STATED TASK> Please swap "predicted-point" for "forecast-point" throughout the listing and give its lines again with nothing else changed. Leave the pictures out of your answer.
═════ MATERIAL SHOWN
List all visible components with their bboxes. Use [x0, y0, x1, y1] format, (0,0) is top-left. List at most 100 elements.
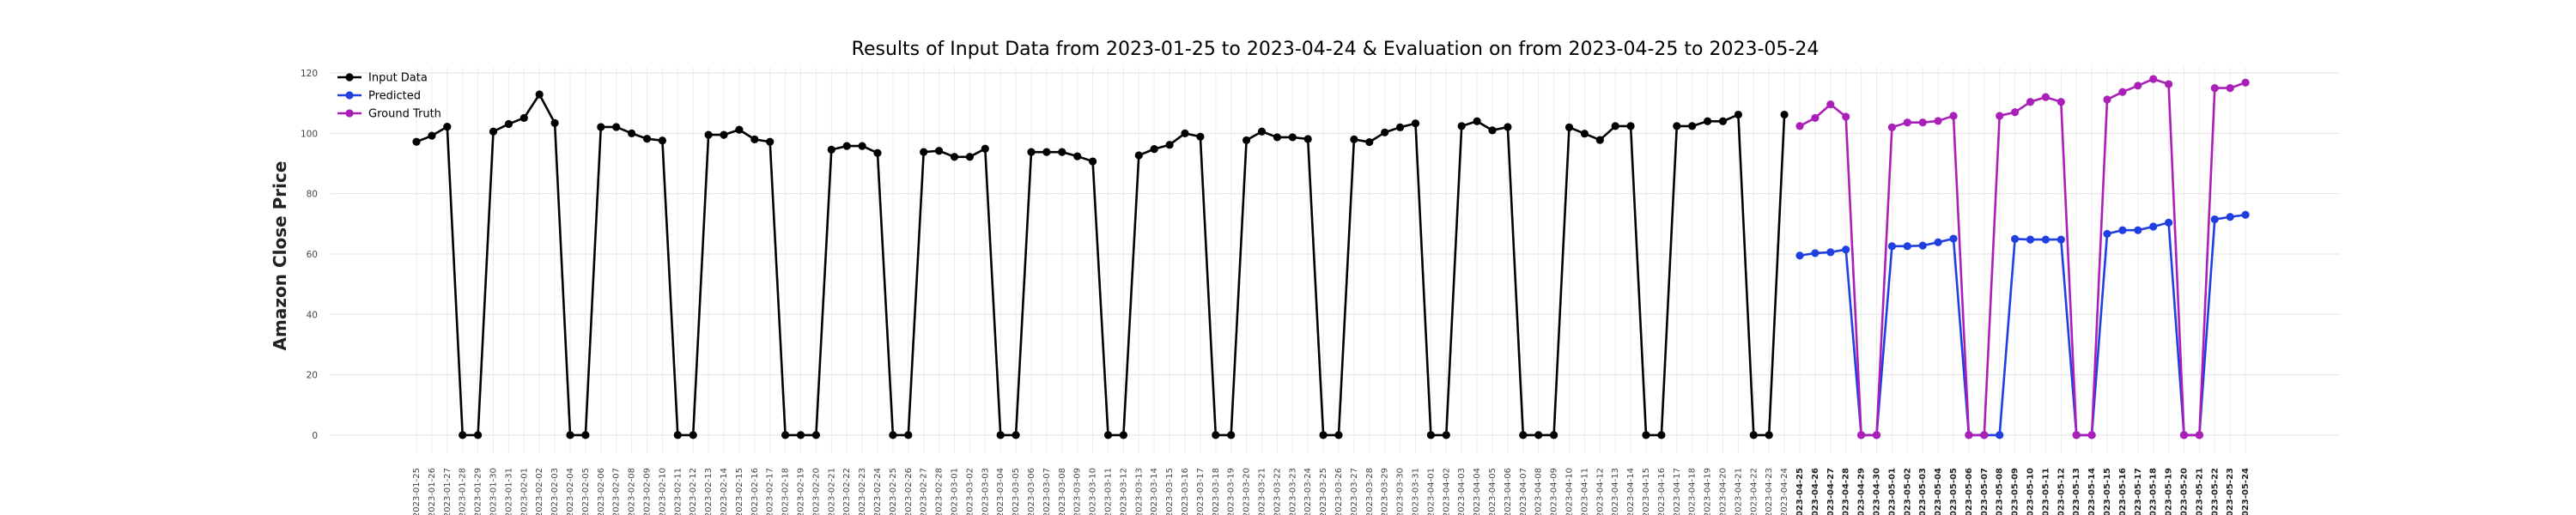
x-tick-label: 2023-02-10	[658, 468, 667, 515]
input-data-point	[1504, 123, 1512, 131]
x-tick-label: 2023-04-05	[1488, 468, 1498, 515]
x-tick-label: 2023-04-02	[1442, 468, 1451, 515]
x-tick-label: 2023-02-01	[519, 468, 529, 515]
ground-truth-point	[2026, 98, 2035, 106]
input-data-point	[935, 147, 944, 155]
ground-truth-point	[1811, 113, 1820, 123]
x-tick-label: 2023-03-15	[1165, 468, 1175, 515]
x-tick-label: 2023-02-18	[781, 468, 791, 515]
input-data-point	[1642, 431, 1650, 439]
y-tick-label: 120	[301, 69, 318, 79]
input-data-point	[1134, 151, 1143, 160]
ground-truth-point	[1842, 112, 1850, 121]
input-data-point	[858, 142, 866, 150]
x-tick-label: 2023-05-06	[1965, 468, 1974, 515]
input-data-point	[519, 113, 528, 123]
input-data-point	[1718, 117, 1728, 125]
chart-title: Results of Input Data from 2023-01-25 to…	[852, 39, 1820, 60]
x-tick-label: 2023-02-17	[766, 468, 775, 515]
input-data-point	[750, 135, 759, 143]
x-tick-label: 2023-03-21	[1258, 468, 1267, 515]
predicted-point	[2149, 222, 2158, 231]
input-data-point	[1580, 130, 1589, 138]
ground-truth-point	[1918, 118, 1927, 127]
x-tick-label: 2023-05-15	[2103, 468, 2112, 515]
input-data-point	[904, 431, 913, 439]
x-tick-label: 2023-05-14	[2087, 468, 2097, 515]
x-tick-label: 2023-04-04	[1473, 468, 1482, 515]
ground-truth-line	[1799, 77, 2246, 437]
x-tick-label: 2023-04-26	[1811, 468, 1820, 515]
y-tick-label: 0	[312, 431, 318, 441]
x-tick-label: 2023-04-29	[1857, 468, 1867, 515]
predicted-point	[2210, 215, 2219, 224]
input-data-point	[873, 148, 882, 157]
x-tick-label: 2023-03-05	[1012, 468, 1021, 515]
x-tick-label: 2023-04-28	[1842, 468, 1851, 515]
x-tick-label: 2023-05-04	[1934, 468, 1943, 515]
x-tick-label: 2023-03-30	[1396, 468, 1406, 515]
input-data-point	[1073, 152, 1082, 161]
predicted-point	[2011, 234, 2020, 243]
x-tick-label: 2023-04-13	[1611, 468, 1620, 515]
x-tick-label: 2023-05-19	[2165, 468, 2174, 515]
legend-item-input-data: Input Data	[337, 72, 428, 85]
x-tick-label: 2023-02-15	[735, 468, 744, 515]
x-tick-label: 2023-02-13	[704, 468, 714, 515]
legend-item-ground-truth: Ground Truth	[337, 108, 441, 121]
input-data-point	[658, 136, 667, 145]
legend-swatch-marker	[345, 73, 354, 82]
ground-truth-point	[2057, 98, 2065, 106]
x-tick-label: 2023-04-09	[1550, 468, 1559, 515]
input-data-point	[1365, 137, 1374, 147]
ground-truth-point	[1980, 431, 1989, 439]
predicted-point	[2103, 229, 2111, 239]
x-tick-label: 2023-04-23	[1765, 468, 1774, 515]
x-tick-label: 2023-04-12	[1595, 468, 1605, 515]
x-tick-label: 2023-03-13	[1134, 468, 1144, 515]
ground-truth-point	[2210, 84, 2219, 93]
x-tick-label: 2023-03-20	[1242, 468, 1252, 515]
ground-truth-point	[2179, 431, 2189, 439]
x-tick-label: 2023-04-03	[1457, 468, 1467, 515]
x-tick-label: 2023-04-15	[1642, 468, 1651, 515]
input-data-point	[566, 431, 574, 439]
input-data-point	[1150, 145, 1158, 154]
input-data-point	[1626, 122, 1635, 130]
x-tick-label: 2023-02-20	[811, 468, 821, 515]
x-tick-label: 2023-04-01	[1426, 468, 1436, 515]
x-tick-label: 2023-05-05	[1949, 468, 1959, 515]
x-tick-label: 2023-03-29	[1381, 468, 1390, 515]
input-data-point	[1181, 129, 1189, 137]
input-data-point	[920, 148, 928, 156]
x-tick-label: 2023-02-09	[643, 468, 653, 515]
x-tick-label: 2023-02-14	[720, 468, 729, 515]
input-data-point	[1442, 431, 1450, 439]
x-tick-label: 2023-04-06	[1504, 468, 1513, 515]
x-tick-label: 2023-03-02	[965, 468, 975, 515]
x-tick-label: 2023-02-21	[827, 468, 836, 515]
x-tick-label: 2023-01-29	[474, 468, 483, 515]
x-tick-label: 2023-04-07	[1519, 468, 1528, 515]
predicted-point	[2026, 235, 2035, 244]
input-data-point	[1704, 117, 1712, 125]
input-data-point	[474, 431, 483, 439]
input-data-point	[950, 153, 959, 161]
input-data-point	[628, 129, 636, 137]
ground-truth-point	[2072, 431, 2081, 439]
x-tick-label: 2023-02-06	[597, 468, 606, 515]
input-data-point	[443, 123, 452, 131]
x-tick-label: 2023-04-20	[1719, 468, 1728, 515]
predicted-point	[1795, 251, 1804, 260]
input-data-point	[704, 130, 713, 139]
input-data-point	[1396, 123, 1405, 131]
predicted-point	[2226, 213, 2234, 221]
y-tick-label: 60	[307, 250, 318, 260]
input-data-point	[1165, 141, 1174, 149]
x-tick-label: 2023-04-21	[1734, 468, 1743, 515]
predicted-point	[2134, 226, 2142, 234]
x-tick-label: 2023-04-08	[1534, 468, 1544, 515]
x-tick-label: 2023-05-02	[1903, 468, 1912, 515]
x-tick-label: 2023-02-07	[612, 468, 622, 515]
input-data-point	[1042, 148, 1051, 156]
══════════
TASK RESPONSE>
List all visible components with their bboxes. Use [x0, y0, x1, y1] format, (0,0) is top-left. List at most 100 elements.
x-tick-label: 2023-02-10	[658, 468, 667, 515]
input-data-point	[1504, 123, 1512, 131]
x-tick-label: 2023-04-05	[1488, 468, 1498, 515]
x-tick-label: 2023-04-02	[1442, 468, 1451, 515]
x-tick-label: 2023-02-01	[519, 468, 529, 515]
ground-truth-point	[2026, 98, 2035, 106]
input-data-point	[935, 147, 944, 155]
ground-truth-point	[1811, 113, 1820, 123]
x-tick-label: 2023-03-15	[1165, 468, 1175, 515]
x-tick-label: 2023-02-18	[781, 468, 791, 515]
input-data-point	[1642, 431, 1650, 439]
y-tick-label: 120	[301, 69, 318, 79]
input-data-point	[1134, 151, 1143, 160]
ground-truth-point	[1842, 112, 1850, 121]
input-data-point	[858, 142, 866, 150]
x-tick-label: 2023-05-06	[1965, 468, 1974, 515]
input-data-point	[519, 113, 528, 123]
input-data-point	[1718, 117, 1728, 125]
chart-title: Results of Input Data from 2023-01-25 to…	[852, 39, 1820, 60]
x-tick-label: 2023-02-17	[766, 468, 775, 515]
input-data-point	[750, 135, 759, 143]
x-tick-label: 2023-03-21	[1258, 468, 1267, 515]
forecast-point	[2149, 222, 2158, 231]
input-data-point	[1580, 130, 1589, 138]
ground-truth-point	[1918, 118, 1927, 127]
x-tick-label: 2023-05-15	[2103, 468, 2112, 515]
input-data-point	[904, 431, 913, 439]
x-tick-label: 2023-05-14	[2087, 468, 2097, 515]
x-tick-label: 2023-04-04	[1473, 468, 1482, 515]
ground-truth-line	[1799, 77, 2246, 437]
x-tick-label: 2023-04-26	[1811, 468, 1820, 515]
y-tick-label: 0	[312, 431, 318, 441]
x-tick-label: 2023-04-29	[1857, 468, 1867, 515]
forecast-point	[2210, 215, 2219, 224]
input-data-point	[873, 148, 882, 157]
x-tick-label: 2023-03-05	[1012, 468, 1021, 515]
x-tick-label: 2023-04-28	[1842, 468, 1851, 515]
x-tick-label: 2023-05-04	[1934, 468, 1943, 515]
x-tick-label: 2023-03-30	[1396, 468, 1406, 515]
input-data-point	[1073, 152, 1082, 161]
forecast-point	[2011, 234, 2020, 243]
x-tick-label: 2023-04-13	[1611, 468, 1620, 515]
x-tick-label: 2023-05-19	[2165, 468, 2174, 515]
legend-item-input-data: Input Data	[337, 72, 428, 85]
x-tick-label: 2023-02-15	[735, 468, 744, 515]
x-tick-label: 2023-02-13	[704, 468, 714, 515]
legend-item-ground-truth: Ground Truth	[337, 108, 441, 121]
input-data-point	[658, 136, 667, 145]
legend-swatch-marker	[345, 73, 354, 82]
ground-truth-point	[2057, 98, 2065, 106]
x-tick-label: 2023-04-09	[1550, 468, 1559, 515]
input-data-point	[1365, 137, 1374, 147]
ground-truth-point	[1980, 431, 1989, 439]
forecast-point	[2103, 229, 2111, 239]
x-tick-label: 2023-04-23	[1765, 468, 1774, 515]
x-tick-label: 2023-04-12	[1595, 468, 1605, 515]
x-tick-label: 2023-03-13	[1134, 468, 1144, 515]
ground-truth-point	[2210, 84, 2219, 93]
x-tick-label: 2023-03-20	[1242, 468, 1252, 515]
ground-truth-point	[2179, 431, 2189, 439]
x-tick-label: 2023-04-03	[1457, 468, 1467, 515]
x-tick-label: 2023-04-15	[1642, 468, 1651, 515]
input-data-point	[566, 431, 574, 439]
input-data-point	[1150, 145, 1158, 154]
input-data-point	[1626, 122, 1635, 130]
x-tick-label: 2023-02-20	[811, 468, 821, 515]
x-tick-label: 2023-04-01	[1426, 468, 1436, 515]
x-tick-label: 2023-05-05	[1949, 468, 1959, 515]
x-tick-label: 2023-03-29	[1381, 468, 1390, 515]
input-data-point	[1181, 129, 1189, 137]
input-data-point	[920, 148, 928, 156]
x-tick-label: 2023-02-09	[643, 468, 653, 515]
x-tick-label: 2023-02-14	[720, 468, 729, 515]
input-data-point	[1442, 431, 1450, 439]
x-tick-label: 2023-04-06	[1504, 468, 1513, 515]
x-tick-label: 2023-03-02	[965, 468, 975, 515]
x-tick-label: 2023-02-21	[827, 468, 836, 515]
x-tick-label: 2023-01-29	[474, 468, 483, 515]
x-tick-label: 2023-04-07	[1519, 468, 1528, 515]
forecast-point	[2026, 235, 2035, 244]
input-data-point	[1704, 117, 1712, 125]
input-data-point	[474, 431, 483, 439]
input-data-point	[950, 153, 959, 161]
input-data-point	[628, 129, 636, 137]
ground-truth-point	[2072, 431, 2081, 439]
x-tick-label: 2023-02-06	[597, 468, 606, 515]
input-data-point	[443, 123, 452, 131]
x-tick-label: 2023-04-20	[1719, 468, 1728, 515]
forecast-point	[1795, 251, 1804, 260]
input-data-point	[704, 130, 713, 139]
input-data-point	[1396, 123, 1405, 131]
forecast-point	[2226, 213, 2234, 221]
y-tick-label: 60	[307, 250, 318, 260]
input-data-point	[1165, 141, 1174, 149]
x-tick-label: 2023-04-21	[1734, 468, 1743, 515]
forecast-point	[2134, 226, 2142, 234]
x-tick-label: 2023-04-08	[1534, 468, 1544, 515]
x-tick-label: 2023-05-02	[1903, 468, 1912, 515]
x-tick-label: 2023-02-07	[612, 468, 622, 515]
input-data-point	[1042, 148, 1051, 156]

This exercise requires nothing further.